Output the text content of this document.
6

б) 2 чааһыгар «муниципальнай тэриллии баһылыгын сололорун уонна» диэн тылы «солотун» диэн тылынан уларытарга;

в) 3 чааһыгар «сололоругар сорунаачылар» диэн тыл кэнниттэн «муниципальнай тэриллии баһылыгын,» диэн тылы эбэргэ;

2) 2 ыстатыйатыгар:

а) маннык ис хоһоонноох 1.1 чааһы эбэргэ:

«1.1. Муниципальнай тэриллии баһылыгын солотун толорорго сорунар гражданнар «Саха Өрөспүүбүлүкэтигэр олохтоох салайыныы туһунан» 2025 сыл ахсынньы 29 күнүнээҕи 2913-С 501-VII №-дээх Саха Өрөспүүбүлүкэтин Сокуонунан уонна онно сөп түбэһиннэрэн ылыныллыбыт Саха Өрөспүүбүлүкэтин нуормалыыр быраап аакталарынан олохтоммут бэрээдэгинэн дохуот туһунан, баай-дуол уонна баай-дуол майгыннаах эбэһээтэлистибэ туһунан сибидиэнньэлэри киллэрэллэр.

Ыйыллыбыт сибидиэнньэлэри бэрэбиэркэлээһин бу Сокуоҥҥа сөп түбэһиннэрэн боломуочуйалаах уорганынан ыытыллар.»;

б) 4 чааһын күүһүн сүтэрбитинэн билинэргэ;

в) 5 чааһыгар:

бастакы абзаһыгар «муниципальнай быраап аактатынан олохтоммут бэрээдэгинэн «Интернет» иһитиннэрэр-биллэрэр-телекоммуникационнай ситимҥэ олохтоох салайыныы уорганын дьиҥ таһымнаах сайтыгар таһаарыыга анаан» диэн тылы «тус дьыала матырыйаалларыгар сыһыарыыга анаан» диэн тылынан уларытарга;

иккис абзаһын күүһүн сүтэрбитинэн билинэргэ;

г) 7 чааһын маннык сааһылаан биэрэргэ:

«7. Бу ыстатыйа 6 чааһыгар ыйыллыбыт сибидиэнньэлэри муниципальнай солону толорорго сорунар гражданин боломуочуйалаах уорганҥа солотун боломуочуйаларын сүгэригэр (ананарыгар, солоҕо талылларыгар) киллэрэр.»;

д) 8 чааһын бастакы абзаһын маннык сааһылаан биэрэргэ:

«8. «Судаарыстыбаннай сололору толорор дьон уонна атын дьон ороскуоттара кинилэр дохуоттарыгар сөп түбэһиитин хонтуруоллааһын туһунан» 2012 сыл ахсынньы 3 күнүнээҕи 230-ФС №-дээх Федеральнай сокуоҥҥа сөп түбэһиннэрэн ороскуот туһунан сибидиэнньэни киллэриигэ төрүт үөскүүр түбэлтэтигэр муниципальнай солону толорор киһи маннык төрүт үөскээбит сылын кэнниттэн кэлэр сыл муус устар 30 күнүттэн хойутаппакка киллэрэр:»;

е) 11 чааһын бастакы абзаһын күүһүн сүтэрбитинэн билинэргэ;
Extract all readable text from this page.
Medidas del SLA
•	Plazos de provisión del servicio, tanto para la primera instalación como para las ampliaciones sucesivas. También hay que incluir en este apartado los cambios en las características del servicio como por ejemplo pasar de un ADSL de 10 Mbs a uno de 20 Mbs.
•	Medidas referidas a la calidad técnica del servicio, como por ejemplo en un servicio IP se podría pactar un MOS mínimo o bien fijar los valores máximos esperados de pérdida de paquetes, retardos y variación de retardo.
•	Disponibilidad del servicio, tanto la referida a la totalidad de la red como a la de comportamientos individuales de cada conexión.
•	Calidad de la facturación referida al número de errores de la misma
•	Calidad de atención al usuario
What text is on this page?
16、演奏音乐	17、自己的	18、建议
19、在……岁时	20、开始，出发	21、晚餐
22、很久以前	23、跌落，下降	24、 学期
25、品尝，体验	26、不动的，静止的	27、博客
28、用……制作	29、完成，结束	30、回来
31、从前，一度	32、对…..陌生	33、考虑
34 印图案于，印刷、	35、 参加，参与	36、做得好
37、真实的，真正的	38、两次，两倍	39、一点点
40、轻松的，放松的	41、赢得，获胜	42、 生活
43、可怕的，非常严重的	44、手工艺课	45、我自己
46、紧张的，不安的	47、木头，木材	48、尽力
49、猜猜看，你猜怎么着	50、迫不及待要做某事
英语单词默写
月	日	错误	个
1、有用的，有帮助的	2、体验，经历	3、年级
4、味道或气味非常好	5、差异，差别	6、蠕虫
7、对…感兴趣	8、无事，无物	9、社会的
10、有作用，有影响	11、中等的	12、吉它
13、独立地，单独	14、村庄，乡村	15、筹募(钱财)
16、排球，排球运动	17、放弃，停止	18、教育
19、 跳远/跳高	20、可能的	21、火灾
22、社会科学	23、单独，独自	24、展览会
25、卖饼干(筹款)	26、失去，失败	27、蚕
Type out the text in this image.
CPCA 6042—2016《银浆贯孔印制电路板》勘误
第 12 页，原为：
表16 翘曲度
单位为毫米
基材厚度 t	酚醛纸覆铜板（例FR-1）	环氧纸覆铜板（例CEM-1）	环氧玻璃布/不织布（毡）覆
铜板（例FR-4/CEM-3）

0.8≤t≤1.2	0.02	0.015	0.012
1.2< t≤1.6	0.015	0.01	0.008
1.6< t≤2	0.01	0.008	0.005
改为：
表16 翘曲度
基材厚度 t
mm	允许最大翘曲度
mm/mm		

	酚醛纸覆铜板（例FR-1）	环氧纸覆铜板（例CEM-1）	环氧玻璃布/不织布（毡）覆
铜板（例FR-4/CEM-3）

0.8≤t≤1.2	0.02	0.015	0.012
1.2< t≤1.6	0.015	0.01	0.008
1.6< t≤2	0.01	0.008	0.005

***

Requirement: Generate an exact reproduction of all entries.

Solved exercise:
Output the text content of this document.
6

б) 2 чааһыгар «муниципальнай тэриллии баһылыгын сололорун уонна» диэн тылы «солотун» диэн тылынан уларытарга;

в) 3 чааһыгар «сололоругар сорунаачылар» диэн тыл кэнниттэн «муниципальнай тэриллии баһылыгын,» диэн тылы эбэргэ;

2) 2 ыстатыйатыгар:

а) маннык ис хоһоонноох 1.1 чааһы эбэргэ:

«1.1. Муниципальнай тэриллии баһылыгын солотун толорорго сорунар гражданнар «Саха Өрөспүүбүлүкэтигэр олохтоох салайыныы туһунан» 2025 сыл ахсынньы 29 күнүнээҕи 2913-С 501-VII №-дээх Саха Өрөспүүбүлүкэтин Сокуонунан уонна онно сөп түбэһиннэрэн ылыныллыбыт Саха Өрөспүүбүлүкэтин нуормалыыр быраап аакталарынан олохтоммут бэрээдэгинэн дохуот туһунан, баай-дуол уонна баай-дуол майгыннаах эбэһээтэлистибэ туһунан сибидиэнньэлэри киллэрэллэр.

Ыйыллыбыт сибидиэнньэлэри бэрэбиэркэлээһин бу Сокуоҥҥа сөп түбэһиннэрэн боломуочуйалаах уорганынан ыытыллар.»;

б) 4 чааһын күүһүн сүтэрбитинэн билинэргэ;

в) 5 чааһыгар:

бастакы абзаһыгар «муниципальнай быраап аактатынан олохтоммут бэрээдэгинэн «Интернет» иһитиннэрэр-биллэрэр-телекоммуникационнай ситимҥэ олохтоох салайыныы уорганын дьиҥ таһымнаах сайтыгар таһаарыыга анаан» диэн тылы «тус дьыала матырыйаалларыгар сыһыарыыга анаан» диэн тылынан уларытарга;

иккис абзаһын күүһүн сүтэрбитинэн билинэргэ;

г) 7 чааһын маннык сааһылаан биэрэргэ:

«7. Бу ыстатыйа 6 чааһыгар ыйыллыбыт сибидиэнньэлэри муниципальнай солону толорорго сорунар гражданин боломуочуйалаах уорганҥа солотун боломуочуйаларын сүгэригэр (ананарыгар, солоҕо талылларыгар) киллэрэр.»;

д) 8 чааһын бастакы абзаһын маннык сааһылаан биэрэргэ:

«8. «Судаарыстыбаннай сололору толорор дьон уонна атын дьон ороскуоттара кинилэр дохуоттарыгар сөп түбэһиитин хонтуруоллааһын туһунан» 2012 сыл ахсынньы 3 күнүнээҕи 230-ФС №-дээх Федеральнай сокуоҥҥа сөп түбэһиннэрэн ороскуот туһунан сибидиэнньэни киллэриигэ төрүт үөскүүр түбэлтэтигэр муниципальнай солону толорор киһи маннык төрүт үөскээбит сылын кэнниттэн кэлэр сыл муус устар 30 күнүттэн хойутаппакка киллэрэр:»;

е) 11 чааһын бастакы абзаһын күүһүн сүтэрбитинэн билинэргэ;
Extract all readable text from this page.
Medidas del SLA
•	Plazos de provisión del servicio, tanto para la primera instalación como para las ampliaciones sucesivas. También hay que incluir en este apartado los cambios en las características del servicio como por ejemplo pasar de un ADSL de 10 Mbs a uno de 20 Mbs.
•	Medidas referidas a la calidad técnica del servicio, como por ejemplo en un servicio IP se podría pactar un MOS mínimo o bien fijar los valores máximos esperados de pérdida de paquetes, retardos y variación de retardo.
•	Disponibilidad del servicio, tanto la referida a la totalidad de la red como a la de comportamientos individuales de cada conexión.
•	Calidad de la facturación referida al número de errores de la misma
•	Calidad de atención al usuario
What text is on this page?
16、演奏音乐	17、自己的	18、建议
19、在……岁时	20、开始，出发	21、晚餐
22、很久以前	23、跌落，下降	24、 学期
25、品尝，体验	26、不动的，静止的	27、博客
28、用……制作	29、完成，结束	30、回来
31、从前，一度	32、对…..陌生	33、考虑
34 印图案于，印刷、	35、 参加，参与	36、做得好
37、真实的，真正的	38、两次，两倍	39、一点点
40、轻松的，放松的	41、赢得，获胜	42、 生活
43、可怕的，非常严重的	44、手工艺课	45、我自己
46、紧张的，不安的	47、木头，木材	48、尽力
49、猜猜看，你猜怎么着	50、迫不及待要做某事
英语单词默写
月	日	错误	个
1、有用的，有帮助的	2、体验，经历	3、年级
4、味道或气味非常好	5、差异，差别	6、蠕虫
7、对…感兴趣	8、无事，无物	9、社会的
10、有作用，有影响	11、中等的	12、吉它
13、独立地，单独	14、村庄，乡村	15、筹募(钱财)
16、排球，排球运动	17、放弃，停止	18、教育
19、 跳远/跳高	20、可能的	21、火灾
22、社会科学	23、单独，独自	24、展览会
25、卖饼干(筹款)	26、失去，失败	27、蚕
Type out the text in this image.
CPCA 6042—2016《银浆贯孔印制电路板》勘误
第 12 页，原为：
表16 翘曲度
单位为毫米
基材厚度 t	酚醛纸覆铜板（例FR-1）	环氧纸覆铜板（例CEM-1）	环氧玻璃布/不织布（毡）覆
铜板（例FR-4/CEM-3）

0.8≤t≤1.2	0.02	0.015	0.012
1.2< t≤1.6	0.015	0.01	0.008
1.6< t≤2	0.01	0.008	0.005
改为：
表16 翘曲度
基材厚度 t
mm	允许最大翘曲度
mm/mm		

	酚醛纸覆铜板（例FR-1）	环氧纸覆铜板（例CEM-1）	环氧玻璃布/不织布（毡）覆
铜板（例FR-4/CEM-3）

0.8≤t≤1.2	0.02	0.015	0.012
1.2< t≤1.6	0.015	0.01	0.008
1.6< t≤2	0.01	0.008	0.005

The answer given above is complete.